━━━ Records for the task ━━━
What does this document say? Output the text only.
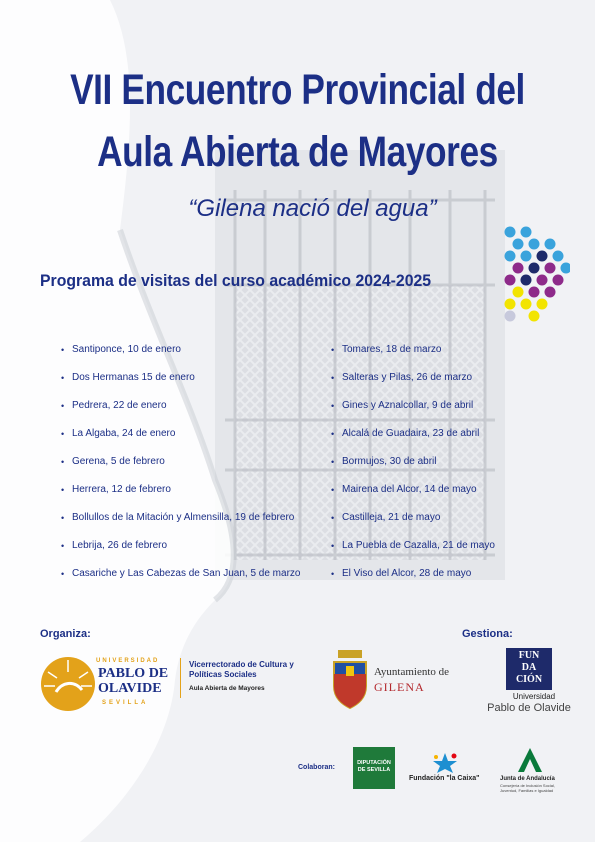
VII Encuentro Provincial del
Aula Abierta de Mayores
“Gilena nació del agua”
Programa de visitas del curso académico 2024-2025
• Santiponce, 10 de enero
• Dos Hermanas 15 de enero
• Pedrera, 22 de enero
• La Algaba, 24 de enero
• Gerena, 5 de febrero
• Herrera, 12 de febrero
• Bollullos de la Mitación y Almensilla, 19 de febrero
• Lebrija, 26 de febrero
• Casariche y Las Cabezas de San Juan, 5 de marzo
• Tomares, 18 de marzo
• Salteras y Pilas, 26 de marzo
• Gines y Aznalcollar, 9 de abril
• Alcalá de Guadaira, 23 de abril
• Bormujos, 30 de abril
• Mairena del Alcor, 14 de mayo
• Castilleja, 21 de mayo
• La Puebla de Cazalla, 21 de mayo
• El Viso del Alcor, 28 de mayo
Organiza:	Gestiona:
UNIVERSIDAD
PABLO DE
OLAVIDE
SEVILLA
Vicerrectorado de Cultura y
Políticas Sociales
Aula Abierta de Mayores
Ayuntamiento de
GILENA
FUN
DA
CIÓN
Universidad
Pablo de Olavide
Colaboran:
DIPUTACIÓN DE SEVILLA
Fundación "la Caixa"	Junta de Andalucía
Consejería de Inclusión Social, Juventud, Familias e Igualdad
━━━
> [Stated exercise]: Every record above should be written out again exactly; the pictures stay out of the copy.

> [Exercise result]:
What does this document say? Output the text only.
VII Encuentro Provincial del
Aula Abierta de Mayores
“Gilena nació del agua”
Programa de visitas del curso académico 2024-2025
• Santiponce, 10 de enero
• Dos Hermanas 15 de enero
• Pedrera, 22 de enero
• La Algaba, 24 de enero
• Gerena, 5 de febrero
• Herrera, 12 de febrero
• Bollullos de la Mitación y Almensilla, 19 de febrero
• Lebrija, 26 de febrero
• Casariche y Las Cabezas de San Juan, 5 de marzo
• Tomares, 18 de marzo
• Salteras y Pilas, 26 de marzo
• Gines y Aznalcollar, 9 de abril
• Alcalá de Guadaira, 23 de abril
• Bormujos, 30 de abril
• Mairena del Alcor, 14 de mayo
• Castilleja, 21 de mayo
• La Puebla de Cazalla, 21 de mayo
• El Viso del Alcor, 28 de mayo
Organiza:	Gestiona:
UNIVERSIDAD
PABLO DE
OLAVIDE
SEVILLA
Vicerrectorado de Cultura y
Políticas Sociales
Aula Abierta de Mayores
Ayuntamiento de
GILENA
FUN
DA
CIÓN
Universidad
Pablo de Olavide
Colaboran:
DIPUTACIÓN DE SEVILLA
Fundación "la Caixa"	Junta de Andalucía
Consejería de Inclusión Social, Juventud, Familias e Igualdad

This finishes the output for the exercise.